** Start **

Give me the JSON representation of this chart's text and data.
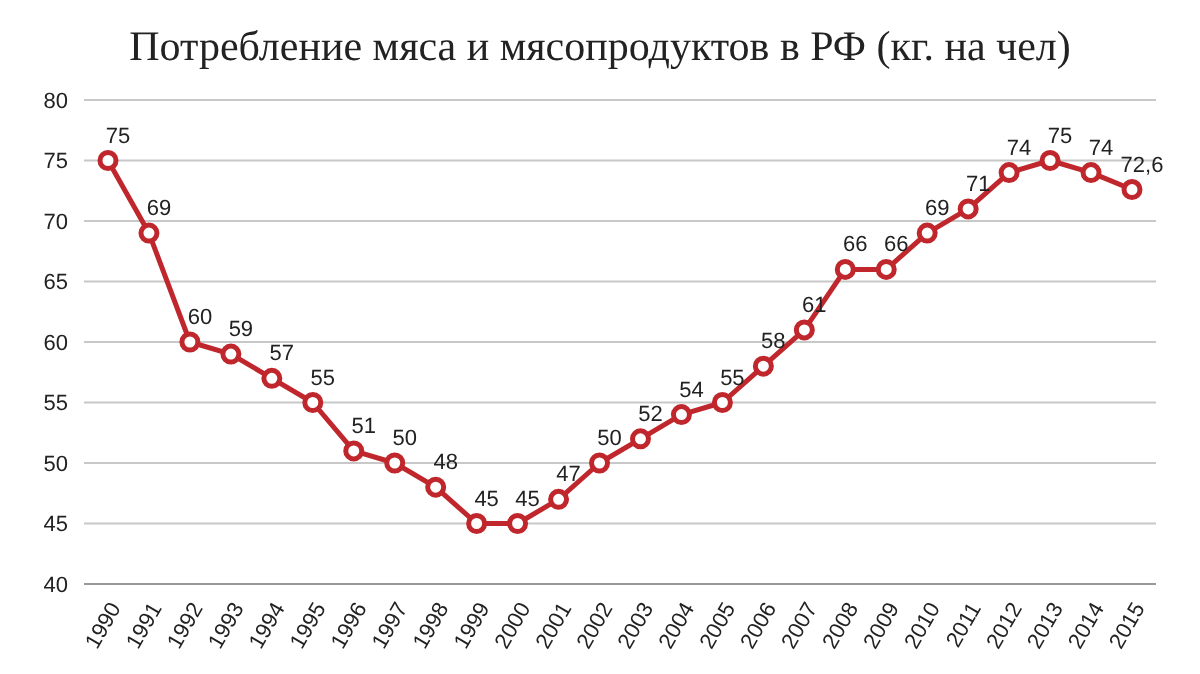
{
  "chart_data": {
    "type": "line",
    "title": "Потребление мяса и мясопродуктов в РФ (кг. на чел)",
    "categories": [
      "1990",
      "1991",
      "1992",
      "1993",
      "1994",
      "1995",
      "1996",
      "1997",
      "1998",
      "1999",
      "2000",
      "2001",
      "2002",
      "2003",
      "2004",
      "2005",
      "2006",
      "2007",
      "2008",
      "2009",
      "2010",
      "2011",
      "2012",
      "2013",
      "2014",
      "2015"
    ],
    "series": [
      {
        "color": "#c0272d",
        "values": [
          75,
          69,
          60,
          59,
          57,
          55,
          51,
          50,
          48,
          45,
          45,
          47,
          50,
          52,
          54,
          55,
          58,
          61,
          66,
          66,
          69,
          71,
          74,
          75,
          74,
          72.6
        ],
        "value_labels": [
          "75",
          "69",
          "60",
          "59",
          "57",
          "55",
          "51",
          "50",
          "48",
          "45",
          "45",
          "47",
          "50",
          "52",
          "54",
          "55",
          "58",
          "61",
          "66",
          "66",
          "69",
          "71",
          "74",
          "75",
          "74",
          "72,6"
        ]
      }
    ],
    "ylim": [
      40,
      80
    ],
    "yticks": [
      40,
      45,
      50,
      55,
      60,
      65,
      70,
      75,
      80
    ],
    "grid": "y",
    "marker": "circle",
    "line_style": "solid"
  }
}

** End **

EXERCISE OBJECTIVE: Copy the records above exactly, leaving out every picture.

THE RESULT:
Give me the JSON representation of this chart's text and data.
{
  "chart_data": {
    "type": "line",
    "title": "Потребление мяса и мясопродуктов в РФ (кг. на чел)",
    "categories": [
      "1990",
      "1991",
      "1992",
      "1993",
      "1994",
      "1995",
      "1996",
      "1997",
      "1998",
      "1999",
      "2000",
      "2001",
      "2002",
      "2003",
      "2004",
      "2005",
      "2006",
      "2007",
      "2008",
      "2009",
      "2010",
      "2011",
      "2012",
      "2013",
      "2014",
      "2015"
    ],
    "series": [
      {
        "color": "#c0272d",
        "values": [
          75,
          69,
          60,
          59,
          57,
          55,
          51,
          50,
          48,
          45,
          45,
          47,
          50,
          52,
          54,
          55,
          58,
          61,
          66,
          66,
          69,
          71,
          74,
          75,
          74,
          72.6
        ],
        "value_labels": [
          "75",
          "69",
          "60",
          "59",
          "57",
          "55",
          "51",
          "50",
          "48",
          "45",
          "45",
          "47",
          "50",
          "52",
          "54",
          "55",
          "58",
          "61",
          "66",
          "66",
          "69",
          "71",
          "74",
          "75",
          "74",
          "72,6"
        ]
      }
    ],
    "ylim": [
      40,
      80
    ],
    "yticks": [
      40,
      45,
      50,
      55,
      60,
      65,
      70,
      75,
      80
    ],
    "grid": "y",
    "marker": "circle",
    "line_style": "solid"
  }
}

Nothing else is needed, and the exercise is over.